▸ **What you have to do**
Where a line in the listing contains the string "szám", copy that line out.

[Entries from a dataset]
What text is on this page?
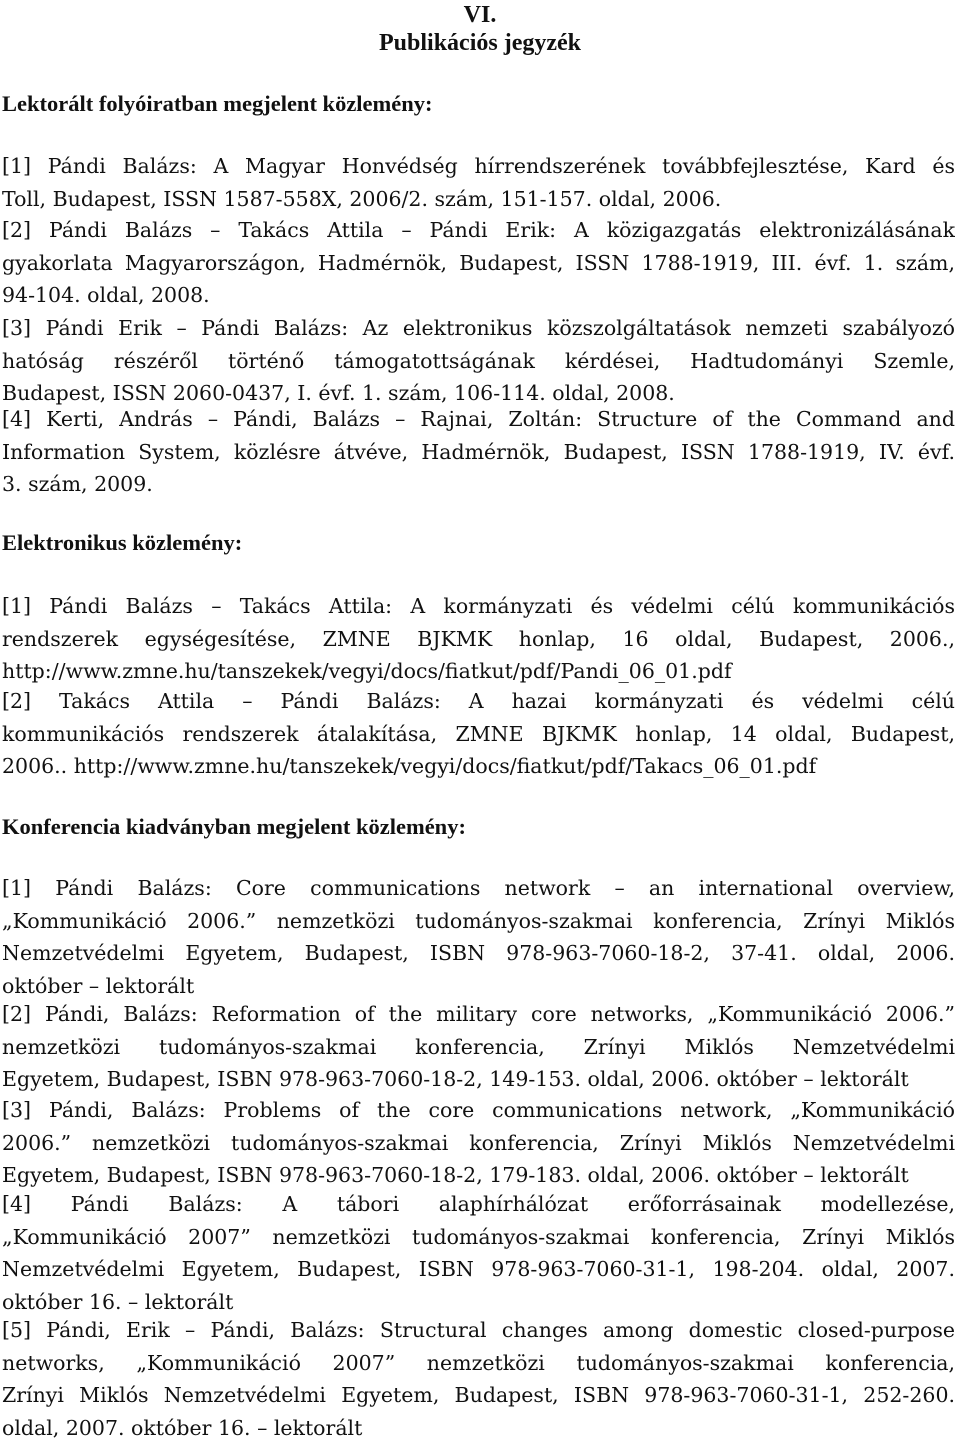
VI.
Publikációs jegyzék
Lektorált folyóiratban megjelent közlemény:
[1] Pándi Balázs: A Magyar Honvédség hírrendszerének továbbfejlesztése, Kard és
Toll, Budapest, ISSN 1587-558X, 2006/2. szám, 151-157. oldal, 2006.
[2] Pándi Balázs – Takács Attila – Pándi Erik: A közigazgatás elektronizálásának
gyakorlata Magyarországon, Hadmérnök, Budapest, ISSN 1788-1919, III. évf. 1. szám,
94-104. oldal, 2008.
[3] Pándi Erik – Pándi Balázs: Az elektronikus közszolgáltatások nemzeti szabályozó
hatóság részéről történő támogatottságának kérdései, Hadtudományi Szemle,
Budapest, ISSN 2060-0437, I. évf. 1. szám, 106-114. oldal, 2008.
[4] Kerti, András – Pándi, Balázs – Rajnai, Zoltán: Structure of the Command and
Information System, közlésre átvéve, Hadmérnök, Budapest, ISSN 1788-1919, IV. évf.
3. szám, 2009.
Elektronikus közlemény:
[1] Pándi Balázs – Takács Attila: A kormányzati és védelmi célú kommunikációs
rendszerek egységesítése, ZMNE BJKMK honlap, 16 oldal, Budapest, 2006.,
http://www.zmne.hu/tanszekek/vegyi/docs/fiatkut/pdf/Pandi_06_01.pdf
[2] Takács Attila – Pándi Balázs: A hazai kormányzati és védelmi célú
kommunikációs rendszerek átalakítása, ZMNE BJKMK honlap, 14 oldal, Budapest,
2006.. http://www.zmne.hu/tanszekek/vegyi/docs/fiatkut/pdf/Takacs_06_01.pdf
Konferencia kiadványban megjelent közlemény:
[1] Pándi Balázs: Core communications network – an international overview,
„Kommunikáció 2006.” nemzetközi tudományos-szakmai konferencia, Zrínyi Miklós
Nemzetvédelmi Egyetem, Budapest, ISBN 978-963-7060-18-2, 37-41. oldal, 2006.
október – lektorált
[2] Pándi, Balázs: Reformation of the military core networks, „Kommunikáció 2006.”
nemzetközi tudományos-szakmai konferencia, Zrínyi Miklós Nemzetvédelmi
Egyetem, Budapest, ISBN 978-963-7060-18-2, 149-153. oldal, 2006. október – lektorált
[3] Pándi, Balázs: Problems of the core communications network, „Kommunikáció
2006.” nemzetközi tudományos-szakmai konferencia, Zrínyi Miklós Nemzetvédelmi
Egyetem, Budapest, ISBN 978-963-7060-18-2, 179-183. oldal, 2006. október – lektorált
[4] Pándi Balázs: A tábori alaphírhálózat erőforrásainak modellezése,
„Kommunikáció 2007” nemzetközi tudományos-szakmai konferencia, Zrínyi Miklós
Nemzetvédelmi Egyetem, Budapest, ISBN 978-963-7060-31-1, 198-204. oldal, 2007.
október 16. – lektorált
[5] Pándi, Erik – Pándi, Balázs: Structural changes among domestic closed-purpose
networks, „Kommunikáció 2007” nemzetközi tudományos-szakmai konferencia,
Zrínyi Miklós Nemzetvédelmi Egyetem, Budapest, ISBN 978-963-7060-31-1, 252-260.
oldal, 2007. október 16. – lektorált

▸ **Final result**
Toll, Budapest, ISSN 1587-558X, 2006/2. szám, 151-157. oldal, 2006.
gyakorlata Magyarországon, Hadmérnök, Budapest, ISSN 1788-1919, III. évf. 1. szám,
Budapest, ISSN 2060-0437, I. évf. 1. szám, 106-114. oldal, 2008.
3. szám, 2009.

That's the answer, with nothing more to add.